** start of RECORD EXCERPTS **
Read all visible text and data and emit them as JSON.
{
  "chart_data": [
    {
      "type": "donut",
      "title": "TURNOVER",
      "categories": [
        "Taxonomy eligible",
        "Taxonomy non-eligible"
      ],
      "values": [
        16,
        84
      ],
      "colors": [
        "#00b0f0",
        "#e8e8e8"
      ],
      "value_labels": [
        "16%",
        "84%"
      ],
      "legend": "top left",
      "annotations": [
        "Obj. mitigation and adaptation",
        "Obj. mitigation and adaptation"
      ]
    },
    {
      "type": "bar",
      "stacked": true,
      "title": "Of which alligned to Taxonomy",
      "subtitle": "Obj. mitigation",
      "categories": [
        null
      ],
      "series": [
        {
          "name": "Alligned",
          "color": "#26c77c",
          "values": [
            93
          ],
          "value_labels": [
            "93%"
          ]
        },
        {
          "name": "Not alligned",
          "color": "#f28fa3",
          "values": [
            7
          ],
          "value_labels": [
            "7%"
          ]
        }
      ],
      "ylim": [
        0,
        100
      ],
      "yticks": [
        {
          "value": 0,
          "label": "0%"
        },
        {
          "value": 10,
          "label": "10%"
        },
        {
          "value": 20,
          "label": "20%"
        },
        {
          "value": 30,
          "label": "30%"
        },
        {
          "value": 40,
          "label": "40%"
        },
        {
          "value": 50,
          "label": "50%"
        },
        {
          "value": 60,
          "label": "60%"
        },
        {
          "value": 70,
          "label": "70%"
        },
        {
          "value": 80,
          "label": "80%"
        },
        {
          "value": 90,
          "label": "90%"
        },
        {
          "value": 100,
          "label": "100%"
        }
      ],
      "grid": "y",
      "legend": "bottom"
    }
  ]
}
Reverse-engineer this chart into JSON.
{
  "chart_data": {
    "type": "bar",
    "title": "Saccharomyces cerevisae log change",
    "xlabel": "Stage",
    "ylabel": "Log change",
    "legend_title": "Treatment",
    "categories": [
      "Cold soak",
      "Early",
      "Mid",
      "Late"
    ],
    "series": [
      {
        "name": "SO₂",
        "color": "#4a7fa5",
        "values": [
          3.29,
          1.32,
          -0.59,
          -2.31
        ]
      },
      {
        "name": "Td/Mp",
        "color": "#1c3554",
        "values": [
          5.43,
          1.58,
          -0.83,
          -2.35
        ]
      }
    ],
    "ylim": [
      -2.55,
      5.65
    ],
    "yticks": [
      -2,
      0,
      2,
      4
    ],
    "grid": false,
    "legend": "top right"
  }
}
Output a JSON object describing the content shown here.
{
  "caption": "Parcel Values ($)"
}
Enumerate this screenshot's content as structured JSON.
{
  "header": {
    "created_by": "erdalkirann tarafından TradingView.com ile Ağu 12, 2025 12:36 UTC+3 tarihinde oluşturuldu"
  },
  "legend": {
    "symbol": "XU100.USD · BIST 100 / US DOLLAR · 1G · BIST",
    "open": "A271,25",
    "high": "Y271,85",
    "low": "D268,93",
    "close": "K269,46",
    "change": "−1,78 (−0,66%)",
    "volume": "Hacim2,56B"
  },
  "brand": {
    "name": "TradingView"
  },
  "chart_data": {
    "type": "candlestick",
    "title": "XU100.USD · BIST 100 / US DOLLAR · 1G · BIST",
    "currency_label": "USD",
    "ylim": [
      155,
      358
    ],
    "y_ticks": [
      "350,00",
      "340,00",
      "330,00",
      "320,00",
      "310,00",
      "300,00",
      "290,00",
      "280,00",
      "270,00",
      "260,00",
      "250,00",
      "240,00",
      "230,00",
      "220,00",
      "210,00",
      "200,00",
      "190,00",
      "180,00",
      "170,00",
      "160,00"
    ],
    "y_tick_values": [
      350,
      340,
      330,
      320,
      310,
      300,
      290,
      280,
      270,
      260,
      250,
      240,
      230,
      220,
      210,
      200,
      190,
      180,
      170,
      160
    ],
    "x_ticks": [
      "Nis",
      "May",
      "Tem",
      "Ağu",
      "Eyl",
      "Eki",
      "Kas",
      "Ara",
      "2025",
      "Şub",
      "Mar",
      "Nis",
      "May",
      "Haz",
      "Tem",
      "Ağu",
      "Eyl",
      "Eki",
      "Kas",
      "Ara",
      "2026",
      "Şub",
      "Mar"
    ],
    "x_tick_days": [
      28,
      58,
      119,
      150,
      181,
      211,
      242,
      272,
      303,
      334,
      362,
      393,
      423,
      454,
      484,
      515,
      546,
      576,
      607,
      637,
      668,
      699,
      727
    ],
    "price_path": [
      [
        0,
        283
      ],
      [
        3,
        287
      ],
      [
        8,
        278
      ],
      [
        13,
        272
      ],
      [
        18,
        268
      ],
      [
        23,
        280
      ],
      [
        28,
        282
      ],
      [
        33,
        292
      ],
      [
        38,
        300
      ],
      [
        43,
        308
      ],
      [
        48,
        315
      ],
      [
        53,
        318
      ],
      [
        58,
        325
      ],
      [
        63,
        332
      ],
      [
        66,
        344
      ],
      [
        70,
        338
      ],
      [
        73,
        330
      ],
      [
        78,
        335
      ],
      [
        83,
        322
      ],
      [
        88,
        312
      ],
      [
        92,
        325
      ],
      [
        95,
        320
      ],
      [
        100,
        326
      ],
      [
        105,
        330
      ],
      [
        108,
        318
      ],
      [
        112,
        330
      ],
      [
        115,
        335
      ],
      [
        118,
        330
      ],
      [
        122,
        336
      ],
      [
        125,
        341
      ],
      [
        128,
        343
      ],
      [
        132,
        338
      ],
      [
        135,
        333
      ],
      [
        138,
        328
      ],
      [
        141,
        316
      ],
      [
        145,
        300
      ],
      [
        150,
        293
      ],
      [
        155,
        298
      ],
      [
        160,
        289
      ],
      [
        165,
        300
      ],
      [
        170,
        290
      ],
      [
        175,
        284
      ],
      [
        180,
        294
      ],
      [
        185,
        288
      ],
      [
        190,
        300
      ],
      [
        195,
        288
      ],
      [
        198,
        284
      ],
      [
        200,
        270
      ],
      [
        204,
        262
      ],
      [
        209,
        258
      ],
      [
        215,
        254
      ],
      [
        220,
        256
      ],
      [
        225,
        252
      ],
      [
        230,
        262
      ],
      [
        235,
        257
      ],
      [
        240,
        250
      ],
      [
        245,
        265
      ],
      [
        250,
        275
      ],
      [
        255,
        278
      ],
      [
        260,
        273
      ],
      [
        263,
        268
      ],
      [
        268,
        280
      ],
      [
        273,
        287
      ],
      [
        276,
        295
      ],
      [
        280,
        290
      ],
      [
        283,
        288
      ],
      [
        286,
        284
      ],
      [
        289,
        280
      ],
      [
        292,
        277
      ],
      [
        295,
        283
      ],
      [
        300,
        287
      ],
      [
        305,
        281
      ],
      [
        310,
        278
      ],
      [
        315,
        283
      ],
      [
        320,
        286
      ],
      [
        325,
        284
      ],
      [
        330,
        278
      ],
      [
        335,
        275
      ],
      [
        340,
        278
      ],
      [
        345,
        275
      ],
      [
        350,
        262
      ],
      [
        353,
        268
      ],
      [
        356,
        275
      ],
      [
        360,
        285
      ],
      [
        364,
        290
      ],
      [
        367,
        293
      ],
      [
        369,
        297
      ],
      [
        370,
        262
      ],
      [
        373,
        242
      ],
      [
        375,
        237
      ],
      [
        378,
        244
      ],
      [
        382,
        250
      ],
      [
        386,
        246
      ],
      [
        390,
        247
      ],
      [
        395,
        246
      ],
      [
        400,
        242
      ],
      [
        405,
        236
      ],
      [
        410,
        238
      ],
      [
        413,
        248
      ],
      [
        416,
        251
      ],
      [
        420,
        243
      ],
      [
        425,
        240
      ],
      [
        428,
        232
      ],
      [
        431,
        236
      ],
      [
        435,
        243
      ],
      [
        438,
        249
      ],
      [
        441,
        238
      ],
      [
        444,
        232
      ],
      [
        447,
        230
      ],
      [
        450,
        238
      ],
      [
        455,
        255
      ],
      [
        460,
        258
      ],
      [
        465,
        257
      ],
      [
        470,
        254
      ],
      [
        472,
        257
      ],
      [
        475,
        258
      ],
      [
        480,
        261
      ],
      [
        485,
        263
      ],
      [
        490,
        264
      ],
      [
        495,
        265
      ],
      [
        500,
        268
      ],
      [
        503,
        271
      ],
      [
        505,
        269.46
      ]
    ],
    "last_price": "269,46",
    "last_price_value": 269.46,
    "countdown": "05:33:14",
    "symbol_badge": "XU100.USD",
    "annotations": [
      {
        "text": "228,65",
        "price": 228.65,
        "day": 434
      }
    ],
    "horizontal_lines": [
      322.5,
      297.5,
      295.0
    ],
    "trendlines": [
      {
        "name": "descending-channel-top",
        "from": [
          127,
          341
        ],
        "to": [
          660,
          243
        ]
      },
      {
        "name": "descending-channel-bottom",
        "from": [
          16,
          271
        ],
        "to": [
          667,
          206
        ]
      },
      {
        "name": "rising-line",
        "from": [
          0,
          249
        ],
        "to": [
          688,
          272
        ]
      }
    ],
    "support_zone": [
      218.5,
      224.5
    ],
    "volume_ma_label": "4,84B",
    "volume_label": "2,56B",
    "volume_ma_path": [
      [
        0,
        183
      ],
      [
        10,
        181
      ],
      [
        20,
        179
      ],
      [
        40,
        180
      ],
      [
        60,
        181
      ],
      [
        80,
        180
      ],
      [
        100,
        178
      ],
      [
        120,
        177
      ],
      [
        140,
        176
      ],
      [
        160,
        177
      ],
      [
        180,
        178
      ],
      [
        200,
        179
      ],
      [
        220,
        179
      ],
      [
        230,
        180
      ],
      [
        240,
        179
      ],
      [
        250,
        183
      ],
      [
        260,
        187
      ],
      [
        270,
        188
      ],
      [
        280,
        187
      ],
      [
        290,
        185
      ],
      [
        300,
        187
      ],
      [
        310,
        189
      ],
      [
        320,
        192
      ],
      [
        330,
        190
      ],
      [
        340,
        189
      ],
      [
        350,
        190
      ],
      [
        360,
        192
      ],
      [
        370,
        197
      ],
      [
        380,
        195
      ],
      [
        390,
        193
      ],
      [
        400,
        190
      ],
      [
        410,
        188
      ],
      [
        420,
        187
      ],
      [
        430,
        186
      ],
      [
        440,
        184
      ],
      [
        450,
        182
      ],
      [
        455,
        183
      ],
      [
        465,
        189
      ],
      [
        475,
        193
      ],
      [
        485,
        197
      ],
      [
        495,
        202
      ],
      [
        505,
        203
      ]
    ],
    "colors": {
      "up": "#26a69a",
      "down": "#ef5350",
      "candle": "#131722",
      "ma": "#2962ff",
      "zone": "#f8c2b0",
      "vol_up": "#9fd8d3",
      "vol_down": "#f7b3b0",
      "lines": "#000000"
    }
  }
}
** end of RECORD EXCERPTS **
▸ GIVEN REQUEST:
Pull every line containing the word "descending" out of the material.

▸ FULL ANSWER:
        "name": "descending-channel-top",
        "name": "descending-channel-bottom",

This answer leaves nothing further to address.